**Short problem**
Drop the pictures, then extract the listing word for word.

**Data supplied**
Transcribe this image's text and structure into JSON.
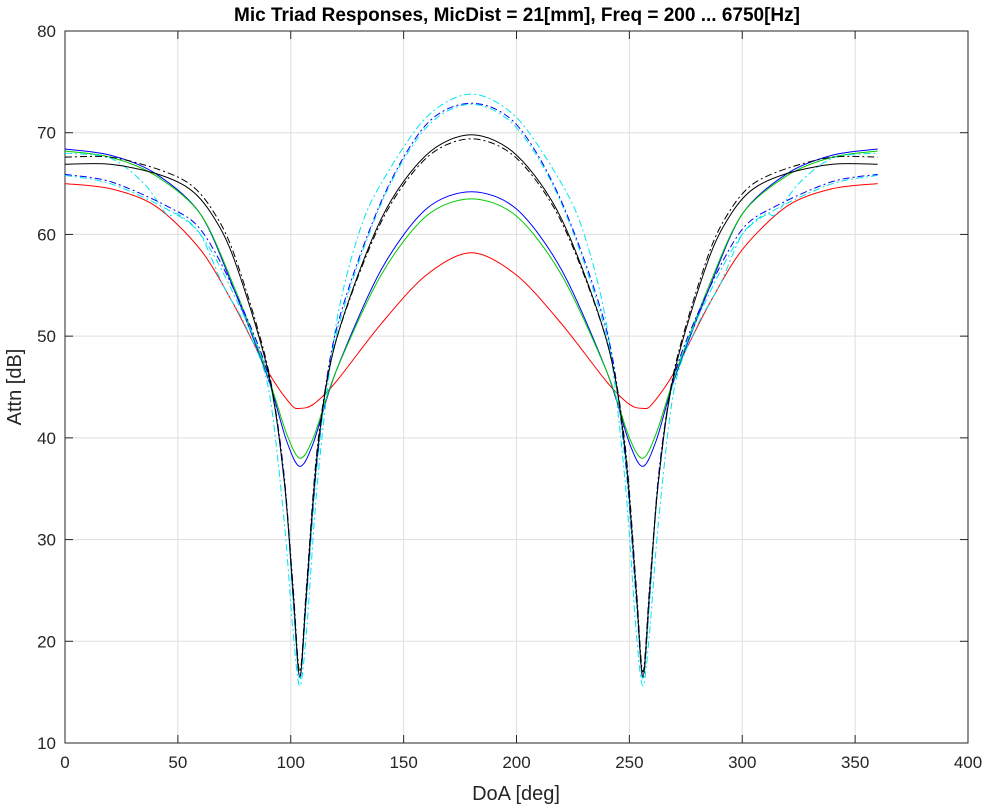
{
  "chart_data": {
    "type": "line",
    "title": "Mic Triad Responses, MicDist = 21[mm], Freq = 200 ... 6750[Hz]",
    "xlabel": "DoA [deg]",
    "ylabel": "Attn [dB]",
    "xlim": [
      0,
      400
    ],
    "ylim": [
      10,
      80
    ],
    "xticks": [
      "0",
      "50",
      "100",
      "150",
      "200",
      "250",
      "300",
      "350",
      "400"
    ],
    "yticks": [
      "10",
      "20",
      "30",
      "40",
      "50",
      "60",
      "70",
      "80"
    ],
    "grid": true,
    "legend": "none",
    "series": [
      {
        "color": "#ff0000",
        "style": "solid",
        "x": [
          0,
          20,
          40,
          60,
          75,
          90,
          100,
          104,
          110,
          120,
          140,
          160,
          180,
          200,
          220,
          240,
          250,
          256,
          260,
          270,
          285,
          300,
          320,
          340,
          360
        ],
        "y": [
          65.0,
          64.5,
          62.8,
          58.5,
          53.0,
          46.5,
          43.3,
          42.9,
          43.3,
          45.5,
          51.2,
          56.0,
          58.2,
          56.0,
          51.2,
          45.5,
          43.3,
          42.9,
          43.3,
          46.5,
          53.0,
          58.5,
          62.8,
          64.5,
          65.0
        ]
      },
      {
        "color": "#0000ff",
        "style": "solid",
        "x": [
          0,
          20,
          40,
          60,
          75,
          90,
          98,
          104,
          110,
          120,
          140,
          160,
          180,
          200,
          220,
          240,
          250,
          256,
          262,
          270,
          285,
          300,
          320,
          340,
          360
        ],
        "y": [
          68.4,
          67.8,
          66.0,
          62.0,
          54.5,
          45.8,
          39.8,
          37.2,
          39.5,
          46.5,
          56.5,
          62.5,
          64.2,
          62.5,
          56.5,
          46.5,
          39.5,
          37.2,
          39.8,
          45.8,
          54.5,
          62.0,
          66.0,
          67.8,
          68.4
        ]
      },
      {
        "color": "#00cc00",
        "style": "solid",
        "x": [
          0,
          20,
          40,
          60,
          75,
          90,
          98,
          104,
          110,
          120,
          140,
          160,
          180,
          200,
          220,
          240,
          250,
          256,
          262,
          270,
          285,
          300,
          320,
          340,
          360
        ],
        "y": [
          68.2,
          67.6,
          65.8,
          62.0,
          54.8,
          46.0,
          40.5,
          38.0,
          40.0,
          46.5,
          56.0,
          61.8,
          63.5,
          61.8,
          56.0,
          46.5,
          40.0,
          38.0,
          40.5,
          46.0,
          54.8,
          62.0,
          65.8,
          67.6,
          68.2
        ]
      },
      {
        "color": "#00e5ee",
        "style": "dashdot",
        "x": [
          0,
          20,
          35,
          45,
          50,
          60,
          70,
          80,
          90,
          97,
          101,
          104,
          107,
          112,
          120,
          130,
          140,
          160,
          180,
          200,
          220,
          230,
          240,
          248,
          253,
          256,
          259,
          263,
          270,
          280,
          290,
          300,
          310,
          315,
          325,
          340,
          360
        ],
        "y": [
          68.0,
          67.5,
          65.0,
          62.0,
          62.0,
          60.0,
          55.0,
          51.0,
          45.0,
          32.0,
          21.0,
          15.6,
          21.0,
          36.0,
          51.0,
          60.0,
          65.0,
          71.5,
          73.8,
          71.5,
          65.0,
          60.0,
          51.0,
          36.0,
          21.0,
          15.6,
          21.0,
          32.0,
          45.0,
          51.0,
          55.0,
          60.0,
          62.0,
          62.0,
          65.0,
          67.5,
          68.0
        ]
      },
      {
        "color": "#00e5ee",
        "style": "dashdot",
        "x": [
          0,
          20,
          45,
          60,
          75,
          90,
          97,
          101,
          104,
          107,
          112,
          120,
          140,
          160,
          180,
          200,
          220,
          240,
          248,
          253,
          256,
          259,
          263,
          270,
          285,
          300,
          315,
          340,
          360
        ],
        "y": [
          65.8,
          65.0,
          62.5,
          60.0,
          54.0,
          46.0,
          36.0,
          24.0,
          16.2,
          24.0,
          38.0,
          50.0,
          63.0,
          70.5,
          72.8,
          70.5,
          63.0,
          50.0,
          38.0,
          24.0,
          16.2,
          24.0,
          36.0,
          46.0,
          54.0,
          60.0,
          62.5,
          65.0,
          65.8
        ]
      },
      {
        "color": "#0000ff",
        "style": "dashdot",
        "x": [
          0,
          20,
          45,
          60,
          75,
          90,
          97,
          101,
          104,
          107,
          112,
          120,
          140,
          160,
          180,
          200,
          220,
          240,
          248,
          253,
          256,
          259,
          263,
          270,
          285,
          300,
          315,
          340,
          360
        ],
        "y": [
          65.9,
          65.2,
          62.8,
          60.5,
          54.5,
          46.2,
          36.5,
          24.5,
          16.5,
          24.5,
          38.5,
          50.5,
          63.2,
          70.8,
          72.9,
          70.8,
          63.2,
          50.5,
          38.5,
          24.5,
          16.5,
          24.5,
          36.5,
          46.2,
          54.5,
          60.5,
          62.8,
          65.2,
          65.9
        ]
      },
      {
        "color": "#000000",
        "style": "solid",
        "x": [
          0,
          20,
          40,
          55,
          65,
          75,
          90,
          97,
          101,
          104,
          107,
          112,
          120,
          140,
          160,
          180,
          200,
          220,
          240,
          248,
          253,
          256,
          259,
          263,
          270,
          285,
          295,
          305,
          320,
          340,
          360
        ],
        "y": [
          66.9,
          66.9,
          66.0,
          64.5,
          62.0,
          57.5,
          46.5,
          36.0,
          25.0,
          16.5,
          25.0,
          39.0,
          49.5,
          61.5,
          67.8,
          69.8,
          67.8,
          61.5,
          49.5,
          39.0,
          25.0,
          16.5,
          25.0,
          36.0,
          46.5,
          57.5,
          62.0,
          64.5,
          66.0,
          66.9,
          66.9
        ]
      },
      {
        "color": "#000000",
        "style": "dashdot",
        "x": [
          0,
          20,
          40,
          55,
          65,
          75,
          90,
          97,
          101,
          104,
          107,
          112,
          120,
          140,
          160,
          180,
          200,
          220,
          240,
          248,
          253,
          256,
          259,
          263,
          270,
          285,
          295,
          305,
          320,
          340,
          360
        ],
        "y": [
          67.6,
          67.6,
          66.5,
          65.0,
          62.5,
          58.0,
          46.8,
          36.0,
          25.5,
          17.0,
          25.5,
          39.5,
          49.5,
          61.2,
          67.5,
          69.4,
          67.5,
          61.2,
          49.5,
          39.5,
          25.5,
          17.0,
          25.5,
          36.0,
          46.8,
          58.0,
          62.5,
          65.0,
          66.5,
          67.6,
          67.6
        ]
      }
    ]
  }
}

**Worked solution**
Transcribe this image's text and structure into JSON.
{
  "chart_data": {
    "type": "line",
    "title": "Mic Triad Responses, MicDist = 21[mm], Freq = 200 ... 6750[Hz]",
    "xlabel": "DoA [deg]",
    "ylabel": "Attn [dB]",
    "xlim": [
      0,
      400
    ],
    "ylim": [
      10,
      80
    ],
    "xticks": [
      "0",
      "50",
      "100",
      "150",
      "200",
      "250",
      "300",
      "350",
      "400"
    ],
    "yticks": [
      "10",
      "20",
      "30",
      "40",
      "50",
      "60",
      "70",
      "80"
    ],
    "grid": true,
    "legend": "none",
    "series": [
      {
        "color": "#ff0000",
        "style": "solid",
        "x": [
          0,
          20,
          40,
          60,
          75,
          90,
          100,
          104,
          110,
          120,
          140,
          160,
          180,
          200,
          220,
          240,
          250,
          256,
          260,
          270,
          285,
          300,
          320,
          340,
          360
        ],
        "y": [
          65.0,
          64.5,
          62.8,
          58.5,
          53.0,
          46.5,
          43.3,
          42.9,
          43.3,
          45.5,
          51.2,
          56.0,
          58.2,
          56.0,
          51.2,
          45.5,
          43.3,
          42.9,
          43.3,
          46.5,
          53.0,
          58.5,
          62.8,
          64.5,
          65.0
        ]
      },
      {
        "color": "#0000ff",
        "style": "solid",
        "x": [
          0,
          20,
          40,
          60,
          75,
          90,
          98,
          104,
          110,
          120,
          140,
          160,
          180,
          200,
          220,
          240,
          250,
          256,
          262,
          270,
          285,
          300,
          320,
          340,
          360
        ],
        "y": [
          68.4,
          67.8,
          66.0,
          62.0,
          54.5,
          45.8,
          39.8,
          37.2,
          39.5,
          46.5,
          56.5,
          62.5,
          64.2,
          62.5,
          56.5,
          46.5,
          39.5,
          37.2,
          39.8,
          45.8,
          54.5,
          62.0,
          66.0,
          67.8,
          68.4
        ]
      },
      {
        "color": "#00cc00",
        "style": "solid",
        "x": [
          0,
          20,
          40,
          60,
          75,
          90,
          98,
          104,
          110,
          120,
          140,
          160,
          180,
          200,
          220,
          240,
          250,
          256,
          262,
          270,
          285,
          300,
          320,
          340,
          360
        ],
        "y": [
          68.2,
          67.6,
          65.8,
          62.0,
          54.8,
          46.0,
          40.5,
          38.0,
          40.0,
          46.5,
          56.0,
          61.8,
          63.5,
          61.8,
          56.0,
          46.5,
          40.0,
          38.0,
          40.5,
          46.0,
          54.8,
          62.0,
          65.8,
          67.6,
          68.2
        ]
      },
      {
        "color": "#00e5ee",
        "style": "dashdot",
        "x": [
          0,
          20,
          35,
          45,
          50,
          60,
          70,
          80,
          90,
          97,
          101,
          104,
          107,
          112,
          120,
          130,
          140,
          160,
          180,
          200,
          220,
          230,
          240,
          248,
          253,
          256,
          259,
          263,
          270,
          280,
          290,
          300,
          310,
          315,
          325,
          340,
          360
        ],
        "y": [
          68.0,
          67.5,
          65.0,
          62.0,
          62.0,
          60.0,
          55.0,
          51.0,
          45.0,
          32.0,
          21.0,
          15.6,
          21.0,
          36.0,
          51.0,
          60.0,
          65.0,
          71.5,
          73.8,
          71.5,
          65.0,
          60.0,
          51.0,
          36.0,
          21.0,
          15.6,
          21.0,
          32.0,
          45.0,
          51.0,
          55.0,
          60.0,
          62.0,
          62.0,
          65.0,
          67.5,
          68.0
        ]
      },
      {
        "color": "#00e5ee",
        "style": "dashdot",
        "x": [
          0,
          20,
          45,
          60,
          75,
          90,
          97,
          101,
          104,
          107,
          112,
          120,
          140,
          160,
          180,
          200,
          220,
          240,
          248,
          253,
          256,
          259,
          263,
          270,
          285,
          300,
          315,
          340,
          360
        ],
        "y": [
          65.8,
          65.0,
          62.5,
          60.0,
          54.0,
          46.0,
          36.0,
          24.0,
          16.2,
          24.0,
          38.0,
          50.0,
          63.0,
          70.5,
          72.8,
          70.5,
          63.0,
          50.0,
          38.0,
          24.0,
          16.2,
          24.0,
          36.0,
          46.0,
          54.0,
          60.0,
          62.5,
          65.0,
          65.8
        ]
      },
      {
        "color": "#0000ff",
        "style": "dashdot",
        "x": [
          0,
          20,
          45,
          60,
          75,
          90,
          97,
          101,
          104,
          107,
          112,
          120,
          140,
          160,
          180,
          200,
          220,
          240,
          248,
          253,
          256,
          259,
          263,
          270,
          285,
          300,
          315,
          340,
          360
        ],
        "y": [
          65.9,
          65.2,
          62.8,
          60.5,
          54.5,
          46.2,
          36.5,
          24.5,
          16.5,
          24.5,
          38.5,
          50.5,
          63.2,
          70.8,
          72.9,
          70.8,
          63.2,
          50.5,
          38.5,
          24.5,
          16.5,
          24.5,
          36.5,
          46.2,
          54.5,
          60.5,
          62.8,
          65.2,
          65.9
        ]
      },
      {
        "color": "#000000",
        "style": "solid",
        "x": [
          0,
          20,
          40,
          55,
          65,
          75,
          90,
          97,
          101,
          104,
          107,
          112,
          120,
          140,
          160,
          180,
          200,
          220,
          240,
          248,
          253,
          256,
          259,
          263,
          270,
          285,
          295,
          305,
          320,
          340,
          360
        ],
        "y": [
          66.9,
          66.9,
          66.0,
          64.5,
          62.0,
          57.5,
          46.5,
          36.0,
          25.0,
          16.5,
          25.0,
          39.0,
          49.5,
          61.5,
          67.8,
          69.8,
          67.8,
          61.5,
          49.5,
          39.0,
          25.0,
          16.5,
          25.0,
          36.0,
          46.5,
          57.5,
          62.0,
          64.5,
          66.0,
          66.9,
          66.9
        ]
      },
      {
        "color": "#000000",
        "style": "dashdot",
        "x": [
          0,
          20,
          40,
          55,
          65,
          75,
          90,
          97,
          101,
          104,
          107,
          112,
          120,
          140,
          160,
          180,
          200,
          220,
          240,
          248,
          253,
          256,
          259,
          263,
          270,
          285,
          295,
          305,
          320,
          340,
          360
        ],
        "y": [
          67.6,
          67.6,
          66.5,
          65.0,
          62.5,
          58.0,
          46.8,
          36.0,
          25.5,
          17.0,
          25.5,
          39.5,
          49.5,
          61.2,
          67.5,
          69.4,
          67.5,
          61.2,
          49.5,
          39.5,
          25.5,
          17.0,
          25.5,
          36.0,
          46.8,
          58.0,
          62.5,
          65.0,
          66.5,
          67.6,
          67.6
        ]
      }
    ]
  }
}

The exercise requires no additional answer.